** What is expected **
In the data below, find every line with the string "name" and pull it out.

** Information supplied **
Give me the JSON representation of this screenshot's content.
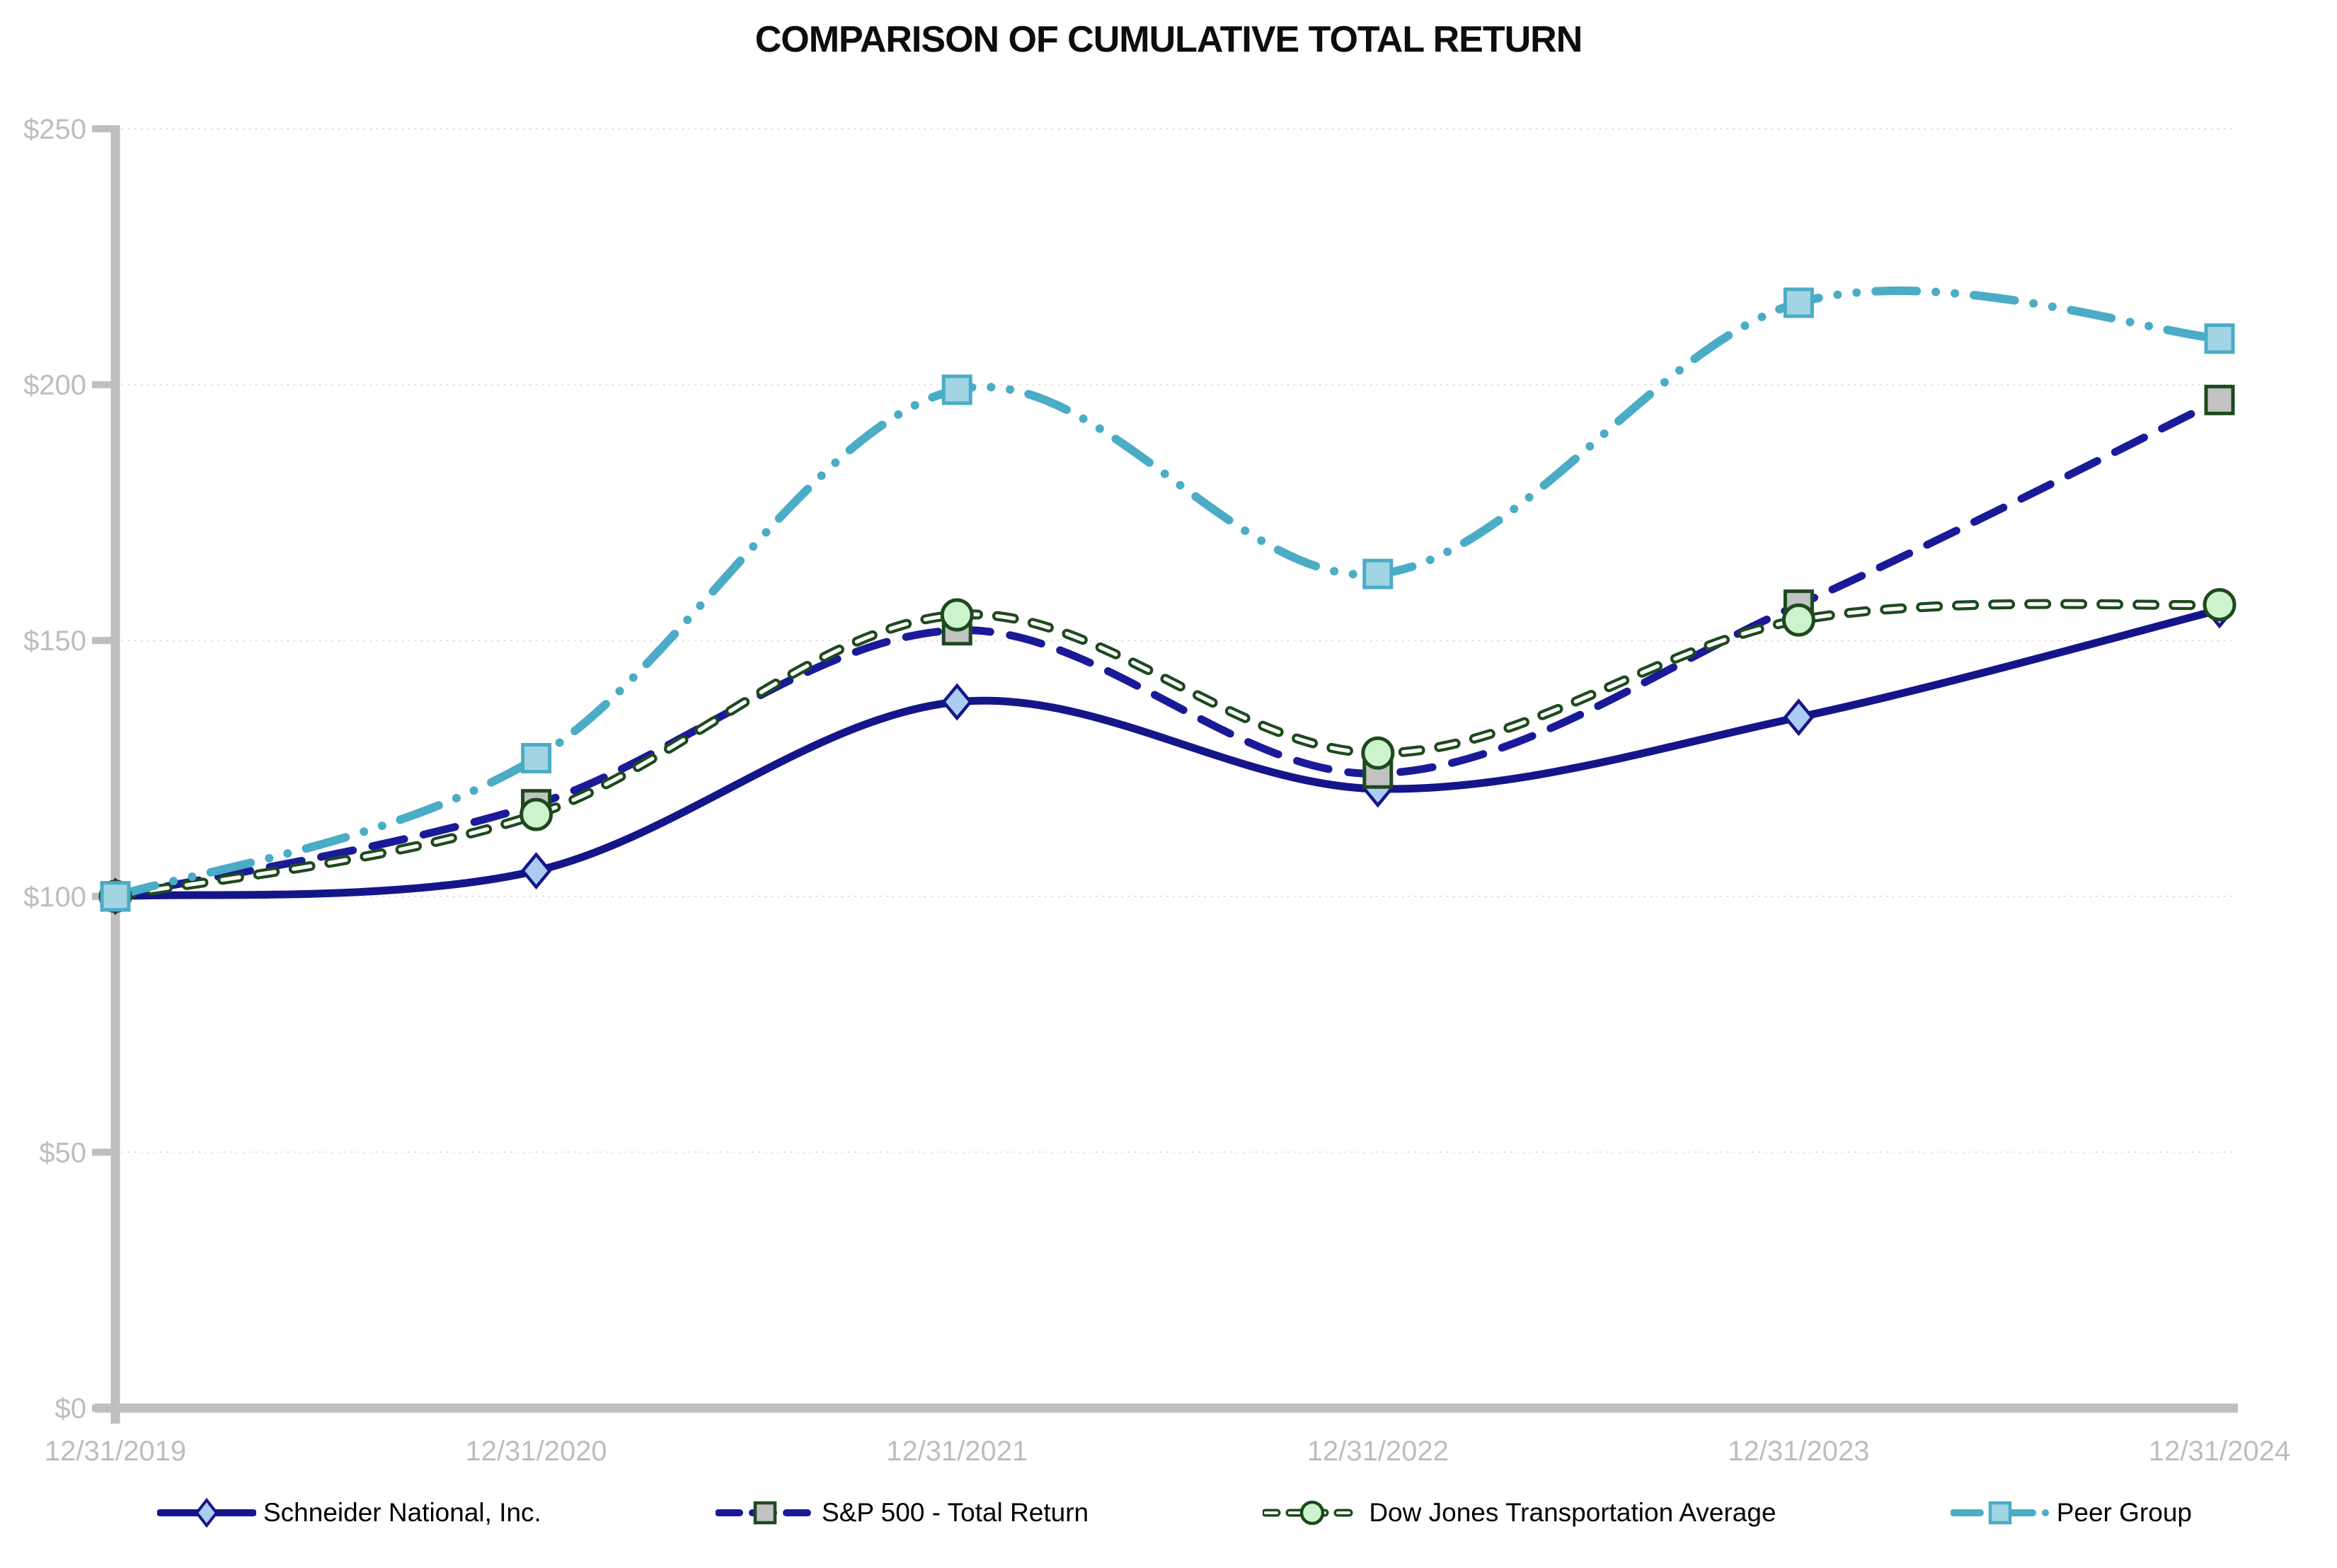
{
  "chart_data": {
    "type": "line",
    "title": "COMPARISON OF CUMULATIVE TOTAL RETURN",
    "categories": [
      "12/31/2019",
      "12/31/2020",
      "12/31/2021",
      "12/31/2022",
      "12/31/2023",
      "12/31/2024"
    ],
    "series": [
      {
        "name": "Schneider National, Inc.",
        "values": [
          100,
          105,
          138,
          121,
          135,
          156
        ],
        "color": "#15158A",
        "line_style": "solid",
        "marker": "diamond",
        "marker_fill": "#ABCDF2",
        "marker_stroke": "#15158A"
      },
      {
        "name": "S&P 500 - Total Return",
        "values": [
          100,
          118,
          152,
          124,
          157,
          197
        ],
        "color": "#1A1A99",
        "line_style": "long-dash",
        "marker": "square",
        "marker_fill": "#C2C2C2",
        "marker_stroke": "#1D4A1D"
      },
      {
        "name": "Dow Jones Transportation Average",
        "values": [
          100,
          116,
          155,
          128,
          154,
          157
        ],
        "color": "#1D4A1D",
        "line_style": "pill-dash",
        "marker": "circle",
        "marker_fill": "#CCF3CC",
        "marker_stroke": "#1D4A1D"
      },
      {
        "name": "Peer Group",
        "values": [
          100,
          127,
          199,
          163,
          216,
          209
        ],
        "color": "#4BACC6",
        "line_style": "dash-dot-dot",
        "marker": "square",
        "marker_fill": "#A2D4E4",
        "marker_stroke": "#4BACC6"
      }
    ],
    "ylim": [
      0,
      250
    ],
    "ytick_step": 50,
    "ytick_labels": [
      "$0",
      "$50",
      "$100",
      "$150",
      "$200",
      "$250"
    ],
    "grid": "horizontal dotted",
    "legend_position": "bottom",
    "smoothed": true
  },
  "style_colors": {
    "axis": "#BFBFBF",
    "tick_label": "#BDBDBD",
    "gridline": "#D9D9D9",
    "legend_text": "#000000"
  }
}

** Solution for this problem **
        "name": "Schneider National, Inc.",
        "name": "S&P 500 - Total Return",
        "name": "Dow Jones Transportation Average",
        "name": "Peer Group",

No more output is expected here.